_INSTRUCTIONS FOR THE TASK_.
Go through the records underneath and write each one out again exactly.

_DATASET_.
· · · · ·

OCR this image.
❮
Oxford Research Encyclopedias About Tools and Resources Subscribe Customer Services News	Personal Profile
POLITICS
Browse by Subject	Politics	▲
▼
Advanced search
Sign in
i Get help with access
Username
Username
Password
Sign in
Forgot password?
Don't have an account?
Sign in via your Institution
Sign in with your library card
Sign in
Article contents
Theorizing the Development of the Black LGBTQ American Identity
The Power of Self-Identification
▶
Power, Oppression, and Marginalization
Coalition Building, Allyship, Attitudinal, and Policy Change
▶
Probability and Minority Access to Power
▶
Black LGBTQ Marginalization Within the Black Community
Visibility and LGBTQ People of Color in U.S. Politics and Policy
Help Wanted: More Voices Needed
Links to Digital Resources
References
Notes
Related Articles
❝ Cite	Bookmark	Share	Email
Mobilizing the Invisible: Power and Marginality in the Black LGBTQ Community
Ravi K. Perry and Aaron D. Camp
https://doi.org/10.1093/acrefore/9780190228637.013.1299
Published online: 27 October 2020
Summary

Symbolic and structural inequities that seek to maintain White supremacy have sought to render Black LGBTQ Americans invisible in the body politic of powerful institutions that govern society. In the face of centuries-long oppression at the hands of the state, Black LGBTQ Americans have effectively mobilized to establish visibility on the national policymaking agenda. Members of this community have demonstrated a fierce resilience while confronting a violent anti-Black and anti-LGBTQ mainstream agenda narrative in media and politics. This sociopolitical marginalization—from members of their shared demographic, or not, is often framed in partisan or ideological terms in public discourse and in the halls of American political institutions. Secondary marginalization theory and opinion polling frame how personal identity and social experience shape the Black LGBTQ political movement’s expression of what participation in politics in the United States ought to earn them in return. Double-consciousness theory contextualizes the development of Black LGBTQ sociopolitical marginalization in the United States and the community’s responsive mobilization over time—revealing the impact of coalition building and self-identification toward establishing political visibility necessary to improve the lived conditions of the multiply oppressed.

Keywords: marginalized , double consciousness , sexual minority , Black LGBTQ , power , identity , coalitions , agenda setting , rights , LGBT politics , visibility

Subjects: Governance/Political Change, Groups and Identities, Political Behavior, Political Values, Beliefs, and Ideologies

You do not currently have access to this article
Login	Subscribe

· · · · ·

_RESPONSE BELOW_.
OCR this image.
❮
Oxford Research Encyclopedias About Tools and Resources Subscribe Customer Services News	Personal Profile
POLITICS
Browse by Subject	Politics	▲
▼
Advanced search
Sign in
i Get help with access
Username
Username
Password
Sign in
Forgot password?
Don't have an account?
Sign in via your Institution
Sign in with your library card
Sign in
Article contents
Theorizing the Development of the Black LGBTQ American Identity
The Power of Self-Identification
▶
Power, Oppression, and Marginalization
Coalition Building, Allyship, Attitudinal, and Policy Change
▶
Probability and Minority Access to Power
▶
Black LGBTQ Marginalization Within the Black Community
Visibility and LGBTQ People of Color in U.S. Politics and Policy
Help Wanted: More Voices Needed
Links to Digital Resources
References
Notes
Related Articles
❝ Cite	Bookmark	Share	Email
Mobilizing the Invisible: Power and Marginality in the Black LGBTQ Community
Ravi K. Perry and Aaron D. Camp
https://doi.org/10.1093/acrefore/9780190228637.013.1299
Published online: 27 October 2020
Summary

Symbolic and structural inequities that seek to maintain White supremacy have sought to render Black LGBTQ Americans invisible in the body politic of powerful institutions that govern society. In the face of centuries-long oppression at the hands of the state, Black LGBTQ Americans have effectively mobilized to establish visibility on the national policymaking agenda. Members of this community have demonstrated a fierce resilience while confronting a violent anti-Black and anti-LGBTQ mainstream agenda narrative in media and politics. This sociopolitical marginalization—from members of their shared demographic, or not, is often framed in partisan or ideological terms in public discourse and in the halls of American political institutions. Secondary marginalization theory and opinion polling frame how personal identity and social experience shape the Black LGBTQ political movement’s expression of what participation in politics in the United States ought to earn them in return. Double-consciousness theory contextualizes the development of Black LGBTQ sociopolitical marginalization in the United States and the community’s responsive mobilization over time—revealing the impact of coalition building and self-identification toward establishing political visibility necessary to improve the lived conditions of the multiply oppressed.

Keywords: marginalized , double consciousness , sexual minority , Black LGBTQ , power , identity , coalitions , agenda setting , rights , LGBT politics , visibility

Subjects: Governance/Political Change, Groups and Identities, Political Behavior, Political Values, Beliefs, and Ideologies

You do not currently have access to this article
Login	Subscribe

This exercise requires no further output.